§ **Given exercise**
Return the complete listing that follows, with each line reproduced exactly.

§ **The data**
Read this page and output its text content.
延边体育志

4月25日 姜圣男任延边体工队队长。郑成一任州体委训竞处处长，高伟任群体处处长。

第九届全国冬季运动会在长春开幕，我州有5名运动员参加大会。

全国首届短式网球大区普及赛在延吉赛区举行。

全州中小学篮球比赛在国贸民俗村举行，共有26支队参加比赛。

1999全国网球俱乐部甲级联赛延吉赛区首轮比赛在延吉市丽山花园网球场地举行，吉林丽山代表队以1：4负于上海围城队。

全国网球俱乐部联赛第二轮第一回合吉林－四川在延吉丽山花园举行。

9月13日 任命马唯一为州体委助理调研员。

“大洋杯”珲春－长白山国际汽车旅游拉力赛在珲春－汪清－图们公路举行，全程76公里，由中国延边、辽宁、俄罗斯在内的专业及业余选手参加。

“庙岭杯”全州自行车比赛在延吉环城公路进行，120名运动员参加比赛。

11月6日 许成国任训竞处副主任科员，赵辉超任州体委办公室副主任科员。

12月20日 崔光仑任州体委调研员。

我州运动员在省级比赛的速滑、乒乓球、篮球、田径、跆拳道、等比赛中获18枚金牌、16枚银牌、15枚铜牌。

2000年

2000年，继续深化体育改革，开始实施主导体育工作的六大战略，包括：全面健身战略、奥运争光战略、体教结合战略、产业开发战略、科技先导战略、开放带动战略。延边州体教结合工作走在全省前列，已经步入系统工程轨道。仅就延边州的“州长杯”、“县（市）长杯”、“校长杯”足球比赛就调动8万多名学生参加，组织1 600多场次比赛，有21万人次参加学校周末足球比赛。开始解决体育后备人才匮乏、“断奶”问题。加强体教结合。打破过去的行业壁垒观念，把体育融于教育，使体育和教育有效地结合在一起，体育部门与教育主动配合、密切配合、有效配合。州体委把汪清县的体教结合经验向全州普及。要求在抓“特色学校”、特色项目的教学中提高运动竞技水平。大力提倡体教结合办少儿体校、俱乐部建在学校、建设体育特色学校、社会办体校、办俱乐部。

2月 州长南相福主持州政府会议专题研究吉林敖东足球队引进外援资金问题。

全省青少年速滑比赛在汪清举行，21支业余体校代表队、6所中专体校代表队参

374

§ **Result of the exercise**
Read this page and output its text content.
延边体育志

4月25日 姜圣男任延边体工队队长。郑成一任州体委训竞处处长，高伟任群体处处长。

第九届全国冬季运动会在长春开幕，我州有5名运动员参加大会。

全国首届短式网球大区普及赛在延吉赛区举行。

全州中小学篮球比赛在国贸民俗村举行，共有26支队参加比赛。

1999全国网球俱乐部甲级联赛延吉赛区首轮比赛在延吉市丽山花园网球场地举行，吉林丽山代表队以1：4负于上海围城队。

全国网球俱乐部联赛第二轮第一回合吉林－四川在延吉丽山花园举行。

9月13日 任命马唯一为州体委助理调研员。

“大洋杯”珲春－长白山国际汽车旅游拉力赛在珲春－汪清－图们公路举行，全程76公里，由中国延边、辽宁、俄罗斯在内的专业及业余选手参加。

“庙岭杯”全州自行车比赛在延吉环城公路进行，120名运动员参加比赛。

11月6日 许成国任训竞处副主任科员，赵辉超任州体委办公室副主任科员。

12月20日 崔光仑任州体委调研员。

我州运动员在省级比赛的速滑、乒乓球、篮球、田径、跆拳道、等比赛中获18枚金牌、16枚银牌、15枚铜牌。

2000年

2000年，继续深化体育改革，开始实施主导体育工作的六大战略，包括：全面健身战略、奥运争光战略、体教结合战略、产业开发战略、科技先导战略、开放带动战略。延边州体教结合工作走在全省前列，已经步入系统工程轨道。仅就延边州的“州长杯”、“县（市）长杯”、“校长杯”足球比赛就调动8万多名学生参加，组织1 600多场次比赛，有21万人次参加学校周末足球比赛。开始解决体育后备人才匮乏、“断奶”问题。加强体教结合。打破过去的行业壁垒观念，把体育融于教育，使体育和教育有效地结合在一起，体育部门与教育主动配合、密切配合、有效配合。州体委把汪清县的体教结合经验向全州普及。要求在抓“特色学校”、特色项目的教学中提高运动竞技水平。大力提倡体教结合办少儿体校、俱乐部建在学校、建设体育特色学校、社会办体校、办俱乐部。

2月 州长南相福主持州政府会议专题研究吉林敖东足球队引进外援资金问题。

全省青少年速滑比赛在汪清举行，21支业余体校代表队、6所中专体校代表队参

374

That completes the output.